Look through the records that follow. Copy every line containing the word "Lake".

-- Start of Supplied information --

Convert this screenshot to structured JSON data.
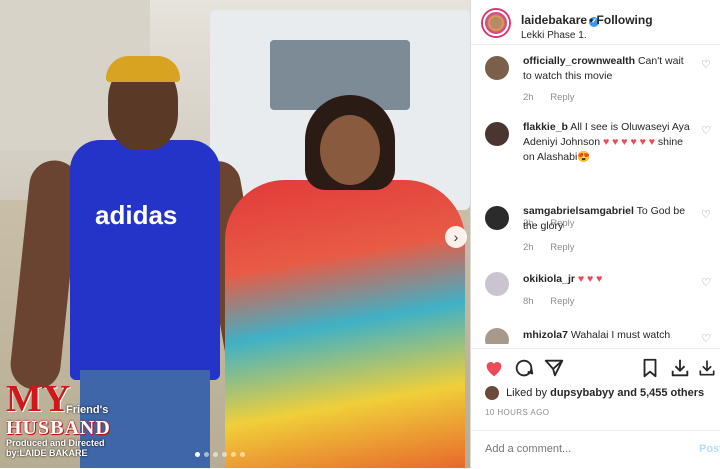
{
  "post": {
    "poster_title_line1": "MY",
    "poster_title_friends": "Friend's",
    "poster_title_line2": "HUSBAND",
    "poster_credit_line1": "Produced and Directed",
    "poster_credit_line2": "by:LAIDE BAKARE",
    "shirt_text": "adidas",
    "carousel_dots": 6,
    "active_dot": 0
  },
  "header": {
    "username": "laidebakare",
    "follow_label": "Following",
    "location": "Lekki Phase 1."
  },
  "comments": [
    {
      "user": "officially_crownwealth",
      "text": "Can't wait to watch this movie",
      "hearts": "",
      "emoji": "",
      "time": "2h",
      "reply": "Reply",
      "avatar_color": "#7a6048"
    },
    {
      "user": "flakkie_b",
      "text": "All I see is Oluwaseyi Aya Adeniyi Johnson",
      "hearts": "♥ ♥ ♥ ♥ ♥ ♥",
      "text2": "shine on Alashabi",
      "emoji": "😍",
      "time": "2h",
      "reply": "Reply",
      "avatar_color": "#4a3530"
    },
    {
      "user": "samgabrielsamgabriel",
      "text": "To God be the glory",
      "hearts": "",
      "emoji": "",
      "time": "2h",
      "reply": "Reply",
      "avatar_color": "#2b2b2b"
    },
    {
      "user": "okikiola_jr",
      "text": "",
      "hearts": "♥ ♥ ♥",
      "emoji": "",
      "time": "8h",
      "reply": "Reply",
      "avatar_color": "#c9c4cf"
    },
    {
      "user": "mhizola7",
      "text": "Wahalai I must watch",
      "hearts": "",
      "emoji": "",
      "time": "",
      "reply": "",
      "avatar_color": "#a89a8a"
    }
  ],
  "likes": {
    "prefix": "Liked by",
    "user": "dupsybabyy",
    "suffix": "and 5,455 others"
  },
  "timestamp": "10 HOURS AGO",
  "add_comment": {
    "placeholder": "Add a comment...",
    "post_label": "Post"
  },
  "colors": {
    "like_heart": "#ed4956",
    "verified": "#3897f0",
    "post_disabled": "#b2dffc"
  }
}
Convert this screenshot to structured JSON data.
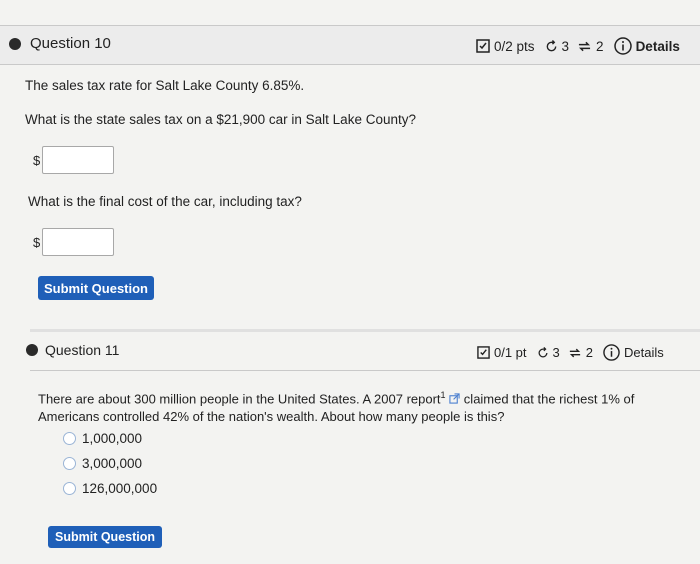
{
  "q10": {
    "title": "Question 10",
    "points": "0/2 pts",
    "attempts": "3",
    "retries": "2",
    "details": "Details",
    "prompt": "The sales tax rate for Salt Lake County 6.85%.",
    "part1": "What is the state sales tax on a $21,900 car in Salt Lake County?",
    "part2": "What is the final cost of the car, including tax?",
    "currency": "$",
    "submit": "Submit Question"
  },
  "q11": {
    "title": "Question 11",
    "points": "0/1 pt",
    "attempts": "3",
    "retries": "2",
    "details": "Details",
    "text_a": "There are about 300 million people in the United States. A 2007 report",
    "sup": "1",
    "text_b": " claimed that the richest 1% of",
    "text_c": "Americans controlled 42% of the nation's wealth. About how many people is this?",
    "options": [
      "1,000,000",
      "3,000,000",
      "126,000,000"
    ],
    "submit": "Submit Question"
  }
}
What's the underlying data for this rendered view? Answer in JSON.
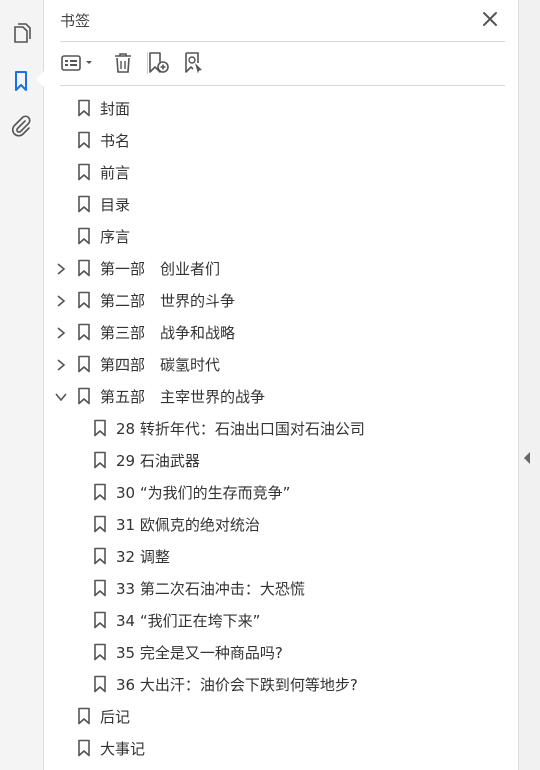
{
  "panel": {
    "title": "书签"
  },
  "bookmarks": [
    {
      "label": "封面",
      "level": 0,
      "expander": "none"
    },
    {
      "label": "书名",
      "level": 0,
      "expander": "none"
    },
    {
      "label": "前言",
      "level": 0,
      "expander": "none"
    },
    {
      "label": "目录",
      "level": 0,
      "expander": "none"
    },
    {
      "label": "序言",
      "level": 0,
      "expander": "none"
    },
    {
      "label": "第一部　创业者们",
      "level": 0,
      "expander": "collapsed"
    },
    {
      "label": "第二部　世界的斗争",
      "level": 0,
      "expander": "collapsed"
    },
    {
      "label": "第三部　战争和战略",
      "level": 0,
      "expander": "collapsed"
    },
    {
      "label": "第四部　碳氢时代",
      "level": 0,
      "expander": "collapsed"
    },
    {
      "label": "第五部　主宰世界的战争",
      "level": 0,
      "expander": "expanded"
    },
    {
      "label": "28 转折年代：石油出口国对石油公司",
      "level": 1,
      "expander": "none"
    },
    {
      "label": "29 石油武器",
      "level": 1,
      "expander": "none"
    },
    {
      "label": "30 “为我们的生存而竞争”",
      "level": 1,
      "expander": "none"
    },
    {
      "label": "31 欧佩克的绝对统治",
      "level": 1,
      "expander": "none"
    },
    {
      "label": "32 调整",
      "level": 1,
      "expander": "none"
    },
    {
      "label": "33 第二次石油冲击：大恐慌",
      "level": 1,
      "expander": "none"
    },
    {
      "label": "34 “我们正在垮下来”",
      "level": 1,
      "expander": "none"
    },
    {
      "label": "35 完全是又一种商品吗?",
      "level": 1,
      "expander": "none"
    },
    {
      "label": "36 大出汗：油价会下跌到何等地步?",
      "level": 1,
      "expander": "none"
    },
    {
      "label": "后记",
      "level": 0,
      "expander": "none"
    },
    {
      "label": "大事记",
      "level": 0,
      "expander": "none"
    }
  ],
  "colors": {
    "accent": "#1473e6",
    "icon": "#555555",
    "text": "#333333"
  }
}
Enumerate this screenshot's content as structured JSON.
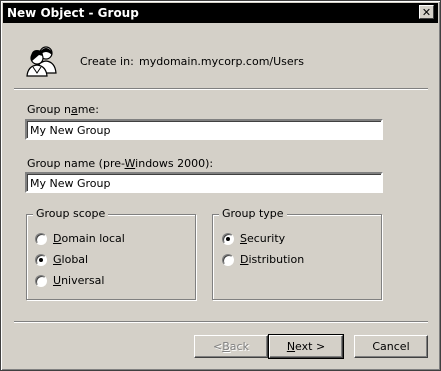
{
  "window": {
    "title": "New Object - Group",
    "close_glyph": "✕"
  },
  "header": {
    "icon": "group-icon",
    "create_in_label": "Create in:",
    "create_in_path": "mydomain.mycorp.com/Users"
  },
  "form": {
    "group_name": {
      "label_pre": "Group n",
      "label_accel": "a",
      "label_post": "me:",
      "value": "My New Group"
    },
    "group_name_pre2000": {
      "label_pre": "Group name (pre-",
      "label_accel": "W",
      "label_post": "indows 2000):",
      "value": "My New Group"
    }
  },
  "group_scope": {
    "title": "Group scope",
    "options": [
      {
        "accel": "D",
        "rest": "omain local",
        "checked": false
      },
      {
        "accel": "G",
        "rest": "lobal",
        "checked": true
      },
      {
        "accel": "U",
        "rest": "niversal",
        "checked": false
      }
    ]
  },
  "group_type": {
    "title": "Group type",
    "options": [
      {
        "accel": "S",
        "rest": "ecurity",
        "checked": true
      },
      {
        "accel": "D",
        "rest": "istribution",
        "checked": false
      }
    ]
  },
  "buttons": {
    "back": {
      "pre": "< ",
      "accel": "B",
      "post": "ack",
      "enabled": false
    },
    "next": {
      "pre": "",
      "accel": "N",
      "post": "ext >",
      "enabled": true
    },
    "cancel": {
      "label": "Cancel",
      "enabled": true
    }
  }
}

-- End of Supplied information --

Problem solution
    "prompt": "The sales tax rate for Salt Lake County 6.85%.",
    "part1": "What is the state sales tax on a $21,900 car in Salt Lake County?",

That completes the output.